▶ **PROBLEM DESCRIPTION**
Pull out every line with the word "below".

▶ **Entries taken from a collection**
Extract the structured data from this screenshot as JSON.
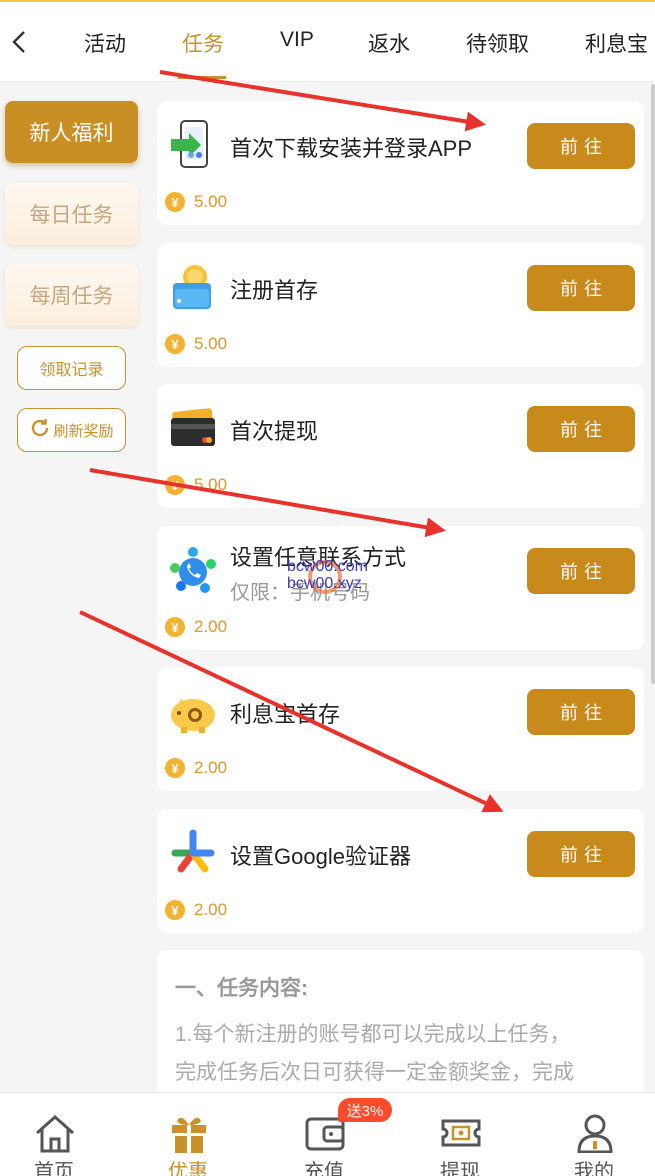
{
  "tabs": [
    {
      "label": "活动",
      "active": false
    },
    {
      "label": "任务",
      "active": true
    },
    {
      "label": "VIP",
      "active": false
    },
    {
      "label": "返水",
      "active": false
    },
    {
      "label": "待领取",
      "active": false
    },
    {
      "label": "利息宝",
      "active": false
    }
  ],
  "sidebar": {
    "items": [
      {
        "label": "新人福利",
        "active": true
      },
      {
        "label": "每日任务",
        "active": false
      },
      {
        "label": "每周任务",
        "active": false
      }
    ],
    "records_label": "领取记录",
    "refresh_label": "刷新奖励"
  },
  "tasks": [
    {
      "title": "首次下载安装并登录APP",
      "reward": "5.00",
      "button": "前往",
      "icon": "phone-download-icon"
    },
    {
      "title": "注册首存",
      "reward": "5.00",
      "button": "前往",
      "icon": "wallet-coin-icon"
    },
    {
      "title": "首次提现",
      "reward": "5.00",
      "button": "前往",
      "icon": "bank-card-icon"
    },
    {
      "title": "设置任意联系方式",
      "subtitle": "仅限：手机号码",
      "reward": "2.00",
      "button": "前往",
      "icon": "contact-apps-icon"
    },
    {
      "title": "利息宝首存",
      "reward": "2.00",
      "button": "前往",
      "icon": "piggy-bank-icon"
    },
    {
      "title": "设置Google验证器",
      "reward": "2.00",
      "button": "前往",
      "icon": "google-authenticator-icon"
    }
  ],
  "coin_symbol": "¥",
  "info": {
    "heading": "一、任务内容:",
    "line1": "1.每个新注册的账号都可以完成以上任务，",
    "line2": "完成任务后次日可获得一定金额奖金，完成"
  },
  "watermark": {
    "line1": "bcw00.com",
    "line2": "bcw00.xyz"
  },
  "bottom_nav": [
    {
      "label": "首页",
      "icon": "home-icon",
      "active": false
    },
    {
      "label": "优惠",
      "icon": "gift-icon",
      "active": true
    },
    {
      "label": "充值",
      "icon": "wallet-icon",
      "active": false
    },
    {
      "label": "提现",
      "icon": "ticket-icon",
      "active": false
    },
    {
      "label": "我的",
      "icon": "user-icon",
      "active": false
    }
  ],
  "recharge_badge": "送3%",
  "colors": {
    "accent": "#c98a1c",
    "coin": "#f3b230",
    "arrow": "#e8322c"
  }
}
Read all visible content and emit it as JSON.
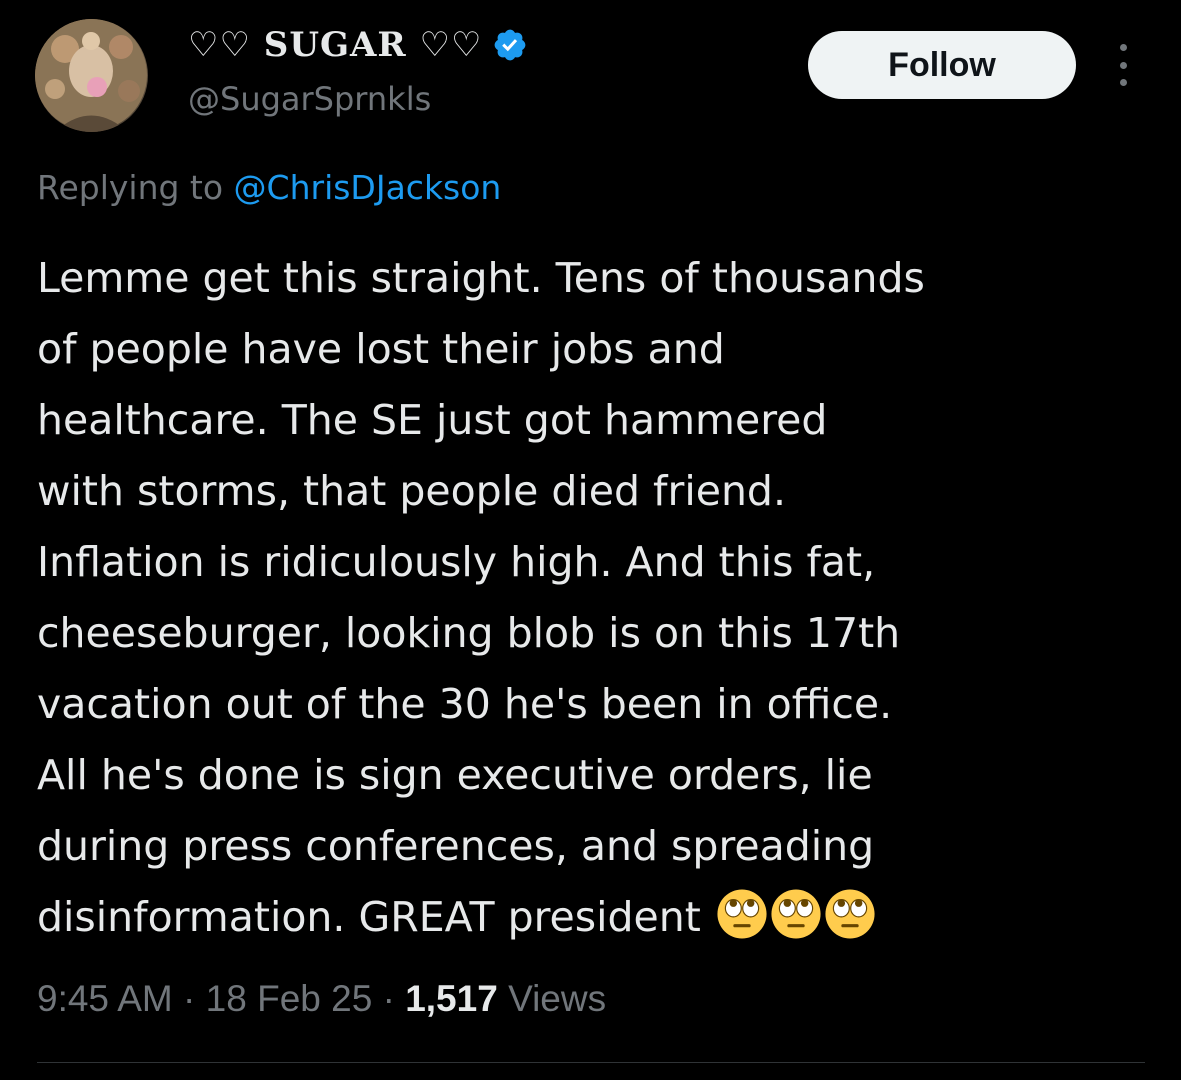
{
  "author": {
    "display_name": "♡♡ SUGAR ♡♡",
    "handle": "@SugarSprnkls",
    "verified": true
  },
  "actions": {
    "follow_label": "Follow"
  },
  "reply": {
    "prefix": "Replying to ",
    "mention": "@ChrisDJackson"
  },
  "tweet": {
    "lines": [
      "Lemme get this straight. Tens of thousands",
      "of people have lost their jobs and",
      "healthcare. The SE just got hammered",
      "with storms, that people died friend.",
      "Inflation is ridiculously high. And this fat,",
      "cheeseburger, looking blob is on this 17th",
      "vacation out of the 30 he's been in office.",
      "All he's done is sign executive orders, lie",
      "during press conferences, and spreading",
      "disinformation. GREAT president"
    ],
    "trailing_emoji": [
      "face-with-rolling-eyes-icon",
      "face-with-rolling-eyes-icon",
      "face-with-rolling-eyes-icon"
    ]
  },
  "meta": {
    "time": "9:45 AM",
    "date": "18 Feb 25",
    "views_count": "1,517",
    "views_label": "Views",
    "separator": " · "
  },
  "colors": {
    "background": "#000000",
    "text_primary": "#e7e9ea",
    "text_secondary": "#71767b",
    "accent": "#1d9bf0",
    "follow_bg": "#eff3f4"
  }
}
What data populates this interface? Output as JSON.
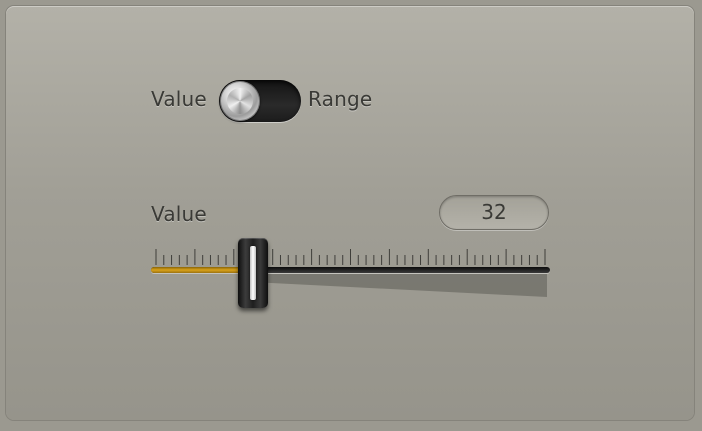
{
  "mode_toggle": {
    "left_label": "Value",
    "right_label": "Range",
    "state": "Value"
  },
  "value_slider": {
    "label": "Value",
    "readout": "32",
    "value": 32,
    "min": 0,
    "max": 127,
    "accent_color": "#d9a21a"
  }
}
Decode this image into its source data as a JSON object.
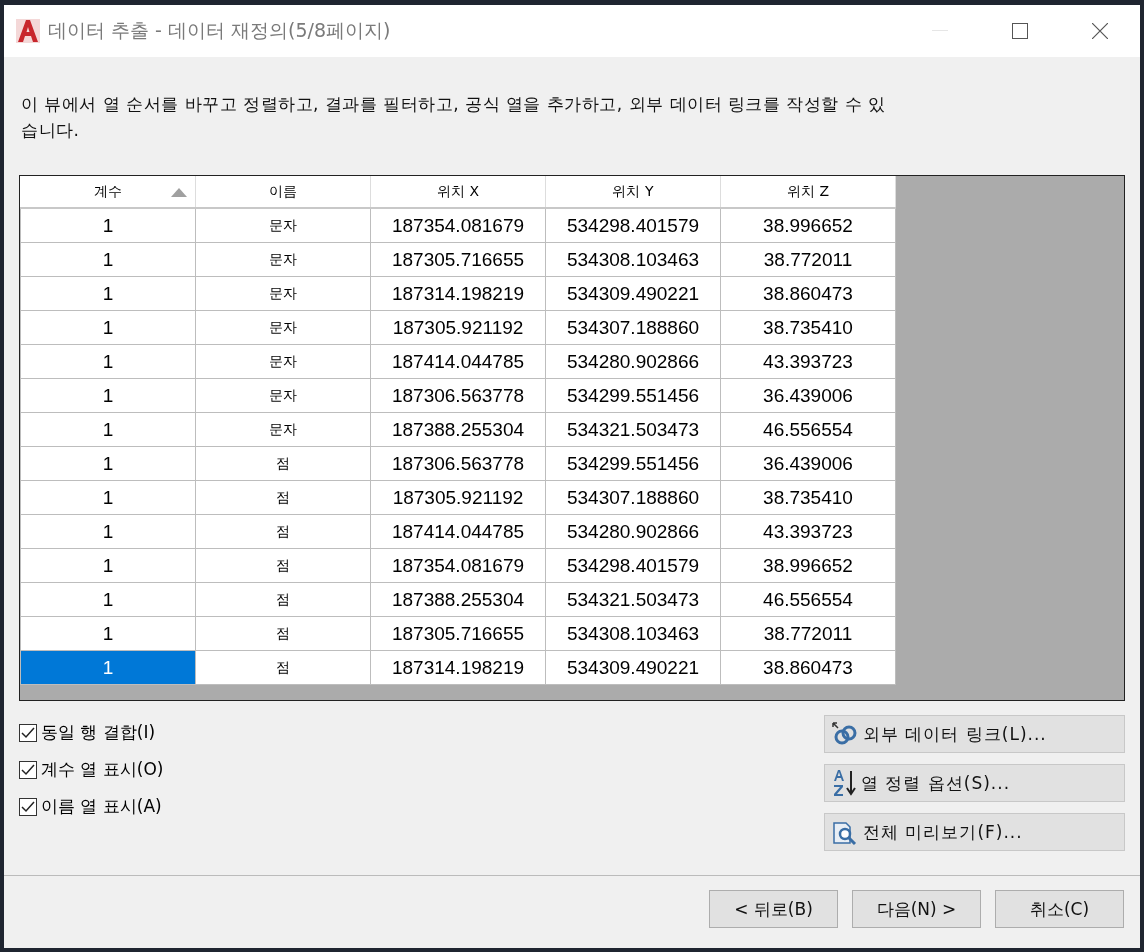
{
  "window": {
    "title": "데이터 추출 - 데이터 재정의(5/8페이지)"
  },
  "description": "이 뷰에서 열 순서를 바꾸고 정렬하고, 결과를 필터하고, 공식 열을 추가하고, 외부 데이터 링크를 작성할 수 있습니다.",
  "table": {
    "columns": [
      {
        "label": "계수",
        "sorted": true
      },
      {
        "label": "이름",
        "sorted": false
      },
      {
        "label": "위치 X",
        "sorted": false
      },
      {
        "label": "위치 Y",
        "sorted": false
      },
      {
        "label": "위치 Z",
        "sorted": false
      }
    ],
    "rows": [
      {
        "selected": false,
        "cells": [
          "1",
          "문자",
          "187354.081679",
          "534298.401579",
          "38.996652"
        ]
      },
      {
        "selected": false,
        "cells": [
          "1",
          "문자",
          "187305.716655",
          "534308.103463",
          "38.772011"
        ]
      },
      {
        "selected": false,
        "cells": [
          "1",
          "문자",
          "187314.198219",
          "534309.490221",
          "38.860473"
        ]
      },
      {
        "selected": false,
        "cells": [
          "1",
          "문자",
          "187305.921192",
          "534307.188860",
          "38.735410"
        ]
      },
      {
        "selected": false,
        "cells": [
          "1",
          "문자",
          "187414.044785",
          "534280.902866",
          "43.393723"
        ]
      },
      {
        "selected": false,
        "cells": [
          "1",
          "문자",
          "187306.563778",
          "534299.551456",
          "36.439006"
        ]
      },
      {
        "selected": false,
        "cells": [
          "1",
          "문자",
          "187388.255304",
          "534321.503473",
          "46.556554"
        ]
      },
      {
        "selected": false,
        "cells": [
          "1",
          "점",
          "187306.563778",
          "534299.551456",
          "36.439006"
        ]
      },
      {
        "selected": false,
        "cells": [
          "1",
          "점",
          "187305.921192",
          "534307.188860",
          "38.735410"
        ]
      },
      {
        "selected": false,
        "cells": [
          "1",
          "점",
          "187414.044785",
          "534280.902866",
          "43.393723"
        ]
      },
      {
        "selected": false,
        "cells": [
          "1",
          "점",
          "187354.081679",
          "534298.401579",
          "38.996652"
        ]
      },
      {
        "selected": false,
        "cells": [
          "1",
          "점",
          "187388.255304",
          "534321.503473",
          "46.556554"
        ]
      },
      {
        "selected": false,
        "cells": [
          "1",
          "점",
          "187305.716655",
          "534308.103463",
          "38.772011"
        ]
      },
      {
        "selected": true,
        "cells": [
          "1",
          "점",
          "187314.198219",
          "534309.490221",
          "38.860473"
        ]
      }
    ]
  },
  "options": [
    {
      "label": "동일 행 결합(I)",
      "checked": true
    },
    {
      "label": "계수 열 표시(O)",
      "checked": true
    },
    {
      "label": "이름 열 표시(A)",
      "checked": true
    }
  ],
  "side_buttons": [
    {
      "label": "외부 데이터 링크(L)...",
      "kind": "link"
    },
    {
      "label": "열 정렬 옵션(S)...",
      "kind": "sort"
    },
    {
      "label": "전체 미리보기(F)...",
      "kind": "preview"
    }
  ],
  "footer_buttons": [
    "< 뒤로(B)",
    "다음(N) >",
    "취소(C)"
  ]
}
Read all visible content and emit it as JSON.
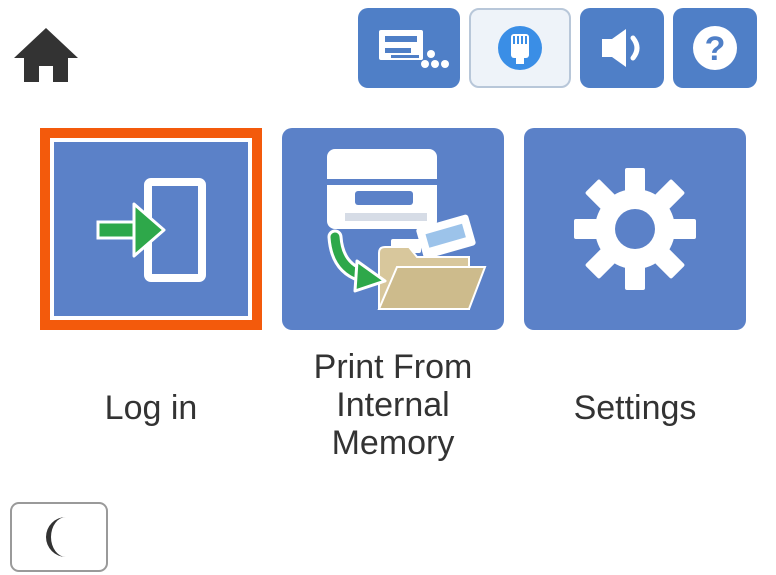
{
  "top_bar": {
    "home_icon": "home-icon",
    "status_icons": [
      {
        "name": "printer-ink-icon"
      },
      {
        "name": "wired-lan-icon",
        "selected": true
      },
      {
        "name": "volume-icon"
      },
      {
        "name": "help-icon",
        "glyph": "?"
      }
    ]
  },
  "tiles": [
    {
      "id": "login",
      "label": "Log in",
      "icon": "login-icon"
    },
    {
      "id": "print",
      "label": "Print From Internal Memory",
      "icon": "print-from-memory-icon"
    },
    {
      "id": "settings",
      "label": "Settings",
      "icon": "gear-icon"
    }
  ],
  "sleep": {
    "icon": "moon-icon"
  },
  "colors": {
    "tile_blue": "#5b81c8",
    "status_blue": "#4f7fc7",
    "focus_orange": "#f35a0c",
    "arrow_green": "#2ea84a",
    "folder_tan": "#d8c79c"
  }
}
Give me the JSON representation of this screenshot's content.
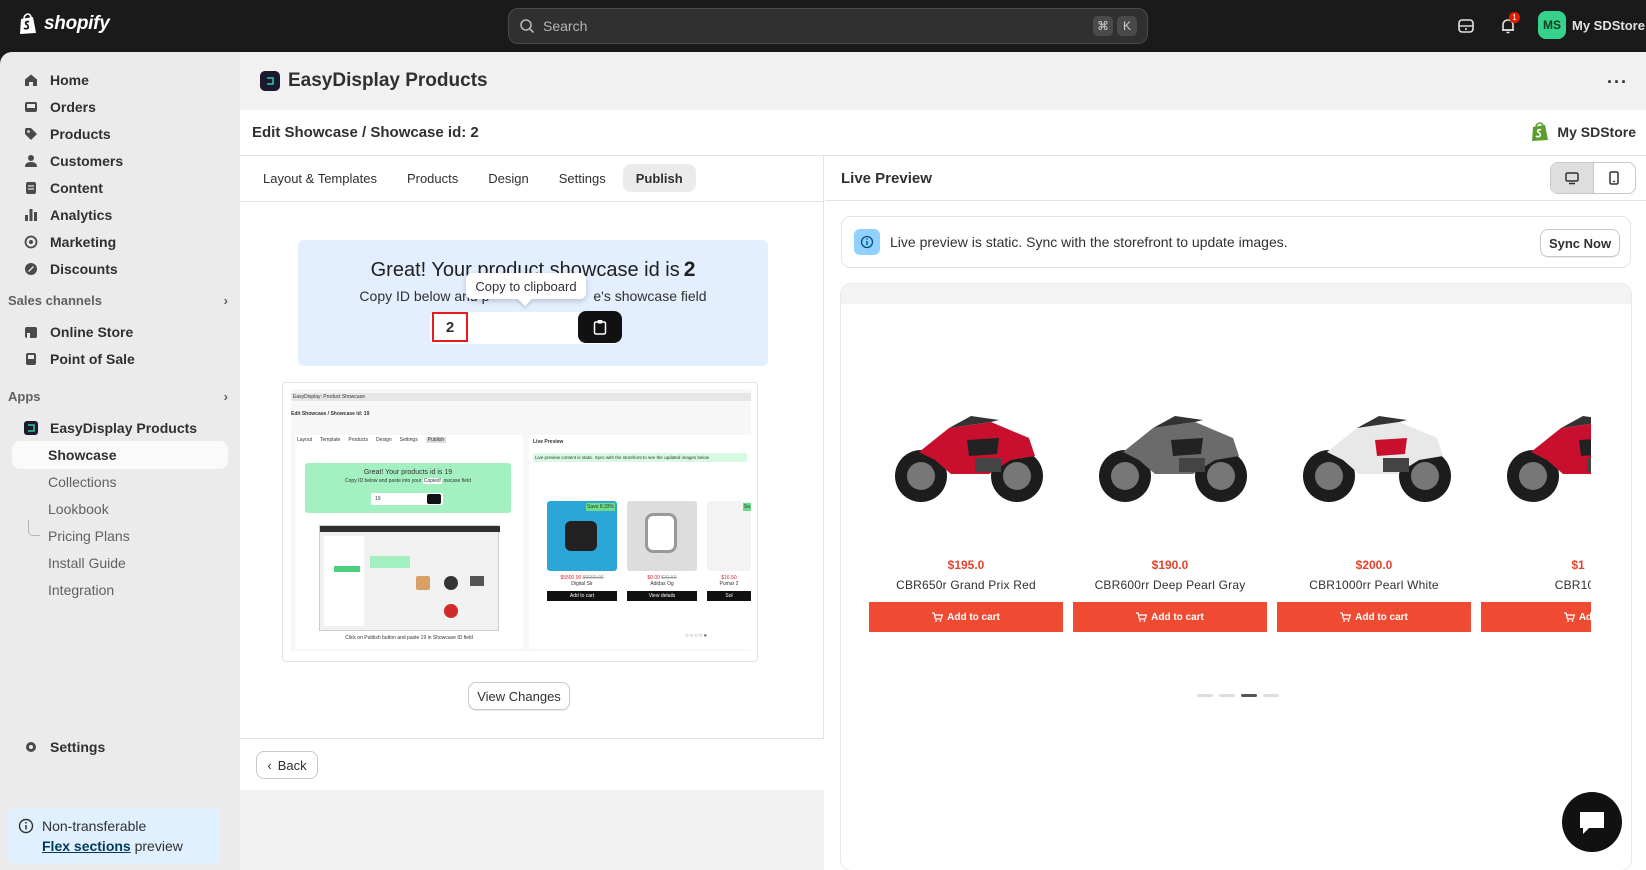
{
  "topbar": {
    "brand": "shopify",
    "search_placeholder": "Search",
    "shortcut_keys": [
      "⌘",
      "K"
    ],
    "notification_count": "1",
    "avatar_initials": "MS",
    "store_name": "My SDStore"
  },
  "sidebar": {
    "items": [
      {
        "label": "Home",
        "icon": "home-icon"
      },
      {
        "label": "Orders",
        "icon": "inbox-icon"
      },
      {
        "label": "Products",
        "icon": "tag-icon"
      },
      {
        "label": "Customers",
        "icon": "person-icon"
      },
      {
        "label": "Content",
        "icon": "document-icon"
      },
      {
        "label": "Analytics",
        "icon": "bar-chart-icon"
      },
      {
        "label": "Marketing",
        "icon": "target-icon"
      },
      {
        "label": "Discounts",
        "icon": "discount-icon"
      }
    ],
    "sales_channels_label": "Sales channels",
    "channels": [
      {
        "label": "Online Store",
        "icon": "store-icon"
      },
      {
        "label": "Point of Sale",
        "icon": "pos-icon"
      }
    ],
    "apps_label": "Apps",
    "app_name": "EasyDisplay Products",
    "app_subitems": [
      "Showcase",
      "Collections",
      "Lookbook",
      "Pricing Plans",
      "Install Guide",
      "Integration"
    ],
    "settings_label": "Settings",
    "flex_card": {
      "line1": "Non-transferable",
      "link": "Flex sections",
      "suffix": "preview"
    }
  },
  "app": {
    "title": "EasyDisplay Products",
    "edit_title": "Edit Showcase / Showcase id: 2",
    "store_name": "My SDStore",
    "tabs": [
      "Layout & Templates",
      "Products",
      "Design",
      "Settings",
      "Publish"
    ],
    "active_tab": "Publish",
    "success": {
      "headline": "Great! Your product showcase id is",
      "id": "2",
      "subtext_start": "Copy ID below and p",
      "subtext_end": "e's showcase field",
      "tooltip": "Copy to clipboard"
    },
    "guide": {
      "app_bar": "EasyDisplay: Product Showcase",
      "edit_title": "Edit Showcase / Showcase id: 19",
      "tabs": [
        "Layout",
        "Template",
        "Products",
        "Design",
        "Settings",
        "Publish"
      ],
      "live_preview": "Live Preview",
      "banner": "Live preview content is static. Sync with the storefront to see the updated images below",
      "headline": "Great! Your products id is 19",
      "subtext": "Copy ID below and paste into your",
      "copied": "Copied!",
      "field_suffix": "owcase field",
      "id": "19",
      "footer": "Click on Publish button and paste 19 in Showcase ID field",
      "cards": [
        {
          "price": "$5500.00",
          "old": "$6000.00",
          "name": "Digital Slr",
          "btn": "Add to cart",
          "badge": "Save 8.33%"
        },
        {
          "price": "$0.00",
          "old": "$31.50",
          "name": "Adidas Og",
          "btn": "View details",
          "badge": ""
        },
        {
          "price": "$16.50",
          "old": "",
          "name": "Pumar 2",
          "btn": "Sol",
          "badge": "Sa"
        }
      ]
    },
    "view_changes": "View Changes",
    "back": "Back"
  },
  "preview": {
    "title": "Live Preview",
    "banner_text": "Live preview is static. Sync with the storefront to update images.",
    "sync_button": "Sync Now",
    "products": [
      {
        "price": "$195.0",
        "name": "CBR650r Grand Prix Red",
        "button": "Add to cart",
        "color": "#c8102e"
      },
      {
        "price": "$190.0",
        "name": "CBR600rr Deep Pearl Gray",
        "button": "Add to cart",
        "color": "#6b6b6b"
      },
      {
        "price": "$200.0",
        "name": "CBR1000rr Pearl White",
        "button": "Add to cart",
        "color": "#e8e8e8"
      },
      {
        "price": "$1",
        "name": "CBR100",
        "button": "Ad",
        "color": "#c8102e"
      }
    ],
    "active_dot": 3
  }
}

▶ **CORRECT ANSWER**
      "subtext_start": "Copy ID below and p",
      "banner": "Live preview content is static. Sync with the storefront to see the updated images below",
      "subtext": "Copy ID below and paste into your",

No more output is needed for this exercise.